## Stated exercise
Exactly reproduce the lines from the line containing "Give me a plain-text" to the end of the data below, inclusive, and nothing else.

## Task input
======

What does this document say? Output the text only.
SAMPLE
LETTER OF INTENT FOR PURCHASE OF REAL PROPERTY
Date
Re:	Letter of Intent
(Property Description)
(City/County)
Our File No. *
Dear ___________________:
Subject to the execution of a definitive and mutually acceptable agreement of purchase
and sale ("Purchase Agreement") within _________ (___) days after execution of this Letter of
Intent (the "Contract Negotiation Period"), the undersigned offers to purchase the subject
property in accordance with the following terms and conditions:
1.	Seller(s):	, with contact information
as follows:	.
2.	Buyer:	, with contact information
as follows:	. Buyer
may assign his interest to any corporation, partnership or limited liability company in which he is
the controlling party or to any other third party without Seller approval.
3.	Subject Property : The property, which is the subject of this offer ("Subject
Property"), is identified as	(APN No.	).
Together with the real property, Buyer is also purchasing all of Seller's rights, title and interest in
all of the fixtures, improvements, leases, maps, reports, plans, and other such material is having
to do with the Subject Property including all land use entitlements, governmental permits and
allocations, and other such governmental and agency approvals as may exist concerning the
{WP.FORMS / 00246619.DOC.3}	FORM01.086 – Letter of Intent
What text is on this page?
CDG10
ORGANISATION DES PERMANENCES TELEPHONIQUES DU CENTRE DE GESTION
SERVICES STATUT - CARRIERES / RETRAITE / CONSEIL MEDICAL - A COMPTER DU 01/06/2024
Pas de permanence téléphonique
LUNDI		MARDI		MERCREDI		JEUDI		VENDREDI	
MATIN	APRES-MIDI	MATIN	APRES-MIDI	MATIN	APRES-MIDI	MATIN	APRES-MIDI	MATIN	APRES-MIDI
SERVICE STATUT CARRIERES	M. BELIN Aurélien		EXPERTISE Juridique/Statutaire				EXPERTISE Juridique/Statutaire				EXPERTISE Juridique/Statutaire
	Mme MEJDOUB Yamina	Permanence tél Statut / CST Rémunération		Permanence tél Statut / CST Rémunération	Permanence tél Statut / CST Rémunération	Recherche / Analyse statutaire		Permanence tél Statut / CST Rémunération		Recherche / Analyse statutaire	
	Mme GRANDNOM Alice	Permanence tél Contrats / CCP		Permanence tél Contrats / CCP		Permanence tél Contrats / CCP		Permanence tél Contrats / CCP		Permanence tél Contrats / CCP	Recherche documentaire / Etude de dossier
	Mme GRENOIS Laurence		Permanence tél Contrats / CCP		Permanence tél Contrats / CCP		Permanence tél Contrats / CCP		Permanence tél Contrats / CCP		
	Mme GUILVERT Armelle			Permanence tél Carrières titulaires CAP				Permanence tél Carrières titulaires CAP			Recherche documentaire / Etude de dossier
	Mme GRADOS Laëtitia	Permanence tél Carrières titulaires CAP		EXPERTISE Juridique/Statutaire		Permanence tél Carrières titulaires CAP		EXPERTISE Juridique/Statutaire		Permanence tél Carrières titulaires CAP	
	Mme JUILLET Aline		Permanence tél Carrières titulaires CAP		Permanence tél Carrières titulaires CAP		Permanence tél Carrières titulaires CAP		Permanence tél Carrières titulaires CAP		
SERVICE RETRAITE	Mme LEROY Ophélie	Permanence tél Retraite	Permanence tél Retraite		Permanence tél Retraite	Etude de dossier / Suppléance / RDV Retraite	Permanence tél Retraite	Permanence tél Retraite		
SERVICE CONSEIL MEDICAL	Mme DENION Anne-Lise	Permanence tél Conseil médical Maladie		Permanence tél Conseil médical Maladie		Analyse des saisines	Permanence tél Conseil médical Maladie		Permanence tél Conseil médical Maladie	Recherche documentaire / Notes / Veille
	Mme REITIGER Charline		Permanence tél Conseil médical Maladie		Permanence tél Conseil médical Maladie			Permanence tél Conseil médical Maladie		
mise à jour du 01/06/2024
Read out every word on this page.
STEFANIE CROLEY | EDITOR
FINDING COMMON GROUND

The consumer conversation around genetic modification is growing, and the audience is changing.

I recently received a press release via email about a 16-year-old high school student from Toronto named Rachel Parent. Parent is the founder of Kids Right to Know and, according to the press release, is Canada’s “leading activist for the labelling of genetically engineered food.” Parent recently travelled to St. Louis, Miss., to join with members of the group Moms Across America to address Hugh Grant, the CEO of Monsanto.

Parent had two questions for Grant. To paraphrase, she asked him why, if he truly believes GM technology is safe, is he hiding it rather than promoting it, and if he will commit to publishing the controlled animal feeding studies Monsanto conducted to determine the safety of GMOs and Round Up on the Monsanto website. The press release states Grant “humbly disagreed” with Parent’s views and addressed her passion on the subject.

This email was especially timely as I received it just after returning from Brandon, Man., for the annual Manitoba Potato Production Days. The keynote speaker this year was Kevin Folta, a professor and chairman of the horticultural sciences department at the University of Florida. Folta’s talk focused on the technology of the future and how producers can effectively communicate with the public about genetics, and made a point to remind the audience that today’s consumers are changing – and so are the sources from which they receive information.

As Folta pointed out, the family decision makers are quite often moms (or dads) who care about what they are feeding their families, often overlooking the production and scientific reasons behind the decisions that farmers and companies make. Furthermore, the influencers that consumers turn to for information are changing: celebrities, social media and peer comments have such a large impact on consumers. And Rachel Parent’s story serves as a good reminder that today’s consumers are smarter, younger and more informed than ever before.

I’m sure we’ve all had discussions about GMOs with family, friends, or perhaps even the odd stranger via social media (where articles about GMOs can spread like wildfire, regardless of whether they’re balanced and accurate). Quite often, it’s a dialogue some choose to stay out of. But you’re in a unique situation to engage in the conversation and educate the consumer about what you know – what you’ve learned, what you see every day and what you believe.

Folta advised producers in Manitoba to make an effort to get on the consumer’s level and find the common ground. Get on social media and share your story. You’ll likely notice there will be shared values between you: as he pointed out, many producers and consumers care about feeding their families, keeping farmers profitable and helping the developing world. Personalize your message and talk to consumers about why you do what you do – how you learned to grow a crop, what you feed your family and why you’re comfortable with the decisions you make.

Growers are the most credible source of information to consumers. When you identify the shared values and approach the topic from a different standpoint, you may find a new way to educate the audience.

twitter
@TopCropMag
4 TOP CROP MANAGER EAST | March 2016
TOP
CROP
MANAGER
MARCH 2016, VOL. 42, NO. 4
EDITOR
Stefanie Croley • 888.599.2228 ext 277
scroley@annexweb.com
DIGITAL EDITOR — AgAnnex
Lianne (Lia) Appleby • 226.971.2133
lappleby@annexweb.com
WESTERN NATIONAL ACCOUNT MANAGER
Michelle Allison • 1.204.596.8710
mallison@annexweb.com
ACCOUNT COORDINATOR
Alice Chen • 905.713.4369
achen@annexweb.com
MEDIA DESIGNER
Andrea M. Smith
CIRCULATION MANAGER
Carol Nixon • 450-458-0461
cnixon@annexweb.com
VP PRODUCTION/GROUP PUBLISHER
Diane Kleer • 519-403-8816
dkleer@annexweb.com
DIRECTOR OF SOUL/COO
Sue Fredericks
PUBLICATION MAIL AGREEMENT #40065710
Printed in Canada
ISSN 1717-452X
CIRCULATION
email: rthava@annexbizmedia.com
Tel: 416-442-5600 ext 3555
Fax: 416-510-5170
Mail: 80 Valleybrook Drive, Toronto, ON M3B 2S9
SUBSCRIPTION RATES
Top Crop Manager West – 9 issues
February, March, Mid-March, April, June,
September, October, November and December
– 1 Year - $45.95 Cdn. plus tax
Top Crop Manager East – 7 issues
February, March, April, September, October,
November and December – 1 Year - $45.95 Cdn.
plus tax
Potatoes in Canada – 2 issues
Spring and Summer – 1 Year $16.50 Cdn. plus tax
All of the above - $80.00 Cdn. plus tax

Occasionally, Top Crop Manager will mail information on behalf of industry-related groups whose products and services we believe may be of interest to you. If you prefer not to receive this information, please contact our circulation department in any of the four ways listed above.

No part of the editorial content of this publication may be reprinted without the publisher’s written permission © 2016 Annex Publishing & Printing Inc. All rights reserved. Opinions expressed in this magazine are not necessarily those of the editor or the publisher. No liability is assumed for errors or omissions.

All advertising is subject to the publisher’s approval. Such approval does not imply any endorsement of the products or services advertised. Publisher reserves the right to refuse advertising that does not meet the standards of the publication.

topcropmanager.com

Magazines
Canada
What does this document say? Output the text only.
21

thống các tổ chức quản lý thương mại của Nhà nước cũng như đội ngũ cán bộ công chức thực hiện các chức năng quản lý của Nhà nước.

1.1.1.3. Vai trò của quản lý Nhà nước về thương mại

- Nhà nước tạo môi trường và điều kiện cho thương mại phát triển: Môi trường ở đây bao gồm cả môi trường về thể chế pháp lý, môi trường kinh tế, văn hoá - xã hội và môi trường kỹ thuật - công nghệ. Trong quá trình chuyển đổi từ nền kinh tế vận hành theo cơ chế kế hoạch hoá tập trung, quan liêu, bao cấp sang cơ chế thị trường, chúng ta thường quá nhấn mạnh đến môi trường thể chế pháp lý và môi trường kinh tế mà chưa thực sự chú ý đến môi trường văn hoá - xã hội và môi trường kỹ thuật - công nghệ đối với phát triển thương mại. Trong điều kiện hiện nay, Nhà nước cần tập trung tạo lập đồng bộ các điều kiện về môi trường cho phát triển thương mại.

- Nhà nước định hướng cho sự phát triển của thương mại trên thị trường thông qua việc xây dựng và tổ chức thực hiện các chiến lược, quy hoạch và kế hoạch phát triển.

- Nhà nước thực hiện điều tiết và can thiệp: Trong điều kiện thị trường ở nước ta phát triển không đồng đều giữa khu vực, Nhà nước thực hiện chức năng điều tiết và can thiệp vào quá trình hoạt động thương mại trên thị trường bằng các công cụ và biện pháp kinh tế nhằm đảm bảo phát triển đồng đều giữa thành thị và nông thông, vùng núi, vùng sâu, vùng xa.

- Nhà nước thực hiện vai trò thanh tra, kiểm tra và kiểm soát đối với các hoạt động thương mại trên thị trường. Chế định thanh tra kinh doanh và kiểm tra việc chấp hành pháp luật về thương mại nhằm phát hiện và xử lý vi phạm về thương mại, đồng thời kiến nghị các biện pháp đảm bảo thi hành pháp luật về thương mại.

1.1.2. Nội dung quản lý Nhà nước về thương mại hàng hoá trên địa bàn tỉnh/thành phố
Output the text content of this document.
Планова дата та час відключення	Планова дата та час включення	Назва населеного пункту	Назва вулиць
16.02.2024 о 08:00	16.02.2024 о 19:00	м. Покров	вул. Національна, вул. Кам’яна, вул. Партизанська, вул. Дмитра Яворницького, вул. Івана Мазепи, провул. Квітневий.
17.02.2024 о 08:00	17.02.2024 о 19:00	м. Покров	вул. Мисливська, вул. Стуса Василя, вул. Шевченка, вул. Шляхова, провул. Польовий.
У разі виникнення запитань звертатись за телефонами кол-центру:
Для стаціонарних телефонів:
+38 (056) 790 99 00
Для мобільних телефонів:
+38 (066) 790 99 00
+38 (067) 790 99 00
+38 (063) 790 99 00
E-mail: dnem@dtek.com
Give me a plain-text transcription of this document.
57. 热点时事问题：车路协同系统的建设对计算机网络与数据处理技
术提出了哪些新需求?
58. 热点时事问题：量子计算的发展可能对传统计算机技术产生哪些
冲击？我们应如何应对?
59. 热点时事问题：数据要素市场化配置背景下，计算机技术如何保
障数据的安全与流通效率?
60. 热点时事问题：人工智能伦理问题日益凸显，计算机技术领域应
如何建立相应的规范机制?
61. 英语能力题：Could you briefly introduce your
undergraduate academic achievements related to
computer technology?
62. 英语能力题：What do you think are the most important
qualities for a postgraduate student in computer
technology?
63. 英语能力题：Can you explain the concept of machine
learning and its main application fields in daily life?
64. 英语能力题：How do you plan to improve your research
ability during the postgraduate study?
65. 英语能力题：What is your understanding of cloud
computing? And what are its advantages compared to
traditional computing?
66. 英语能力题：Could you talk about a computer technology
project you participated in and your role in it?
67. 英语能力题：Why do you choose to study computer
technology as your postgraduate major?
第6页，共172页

======

## Exercise output
Give me a plain-text transcription of this document.
57. 热点时事问题：车路协同系统的建设对计算机网络与数据处理技
术提出了哪些新需求?
58. 热点时事问题：量子计算的发展可能对传统计算机技术产生哪些
冲击？我们应如何应对?
59. 热点时事问题：数据要素市场化配置背景下，计算机技术如何保
障数据的安全与流通效率?
60. 热点时事问题：人工智能伦理问题日益凸显，计算机技术领域应
如何建立相应的规范机制?
61. 英语能力题：Could you briefly introduce your
undergraduate academic achievements related to
computer technology?
62. 英语能力题：What do you think are the most important
qualities for a postgraduate student in computer
technology?
63. 英语能力题：Can you explain the concept of machine
learning and its main application fields in daily life?
64. 英语能力题：How do you plan to improve your research
ability during the postgraduate study?
65. 英语能力题：What is your understanding of cloud
computing? And what are its advantages compared to
traditional computing?
66. 英语能力题：Could you talk about a computer technology
project you participated in and your role in it?
67. 英语能力题：Why do you choose to study computer
technology as your postgraduate major?
第6页，共172页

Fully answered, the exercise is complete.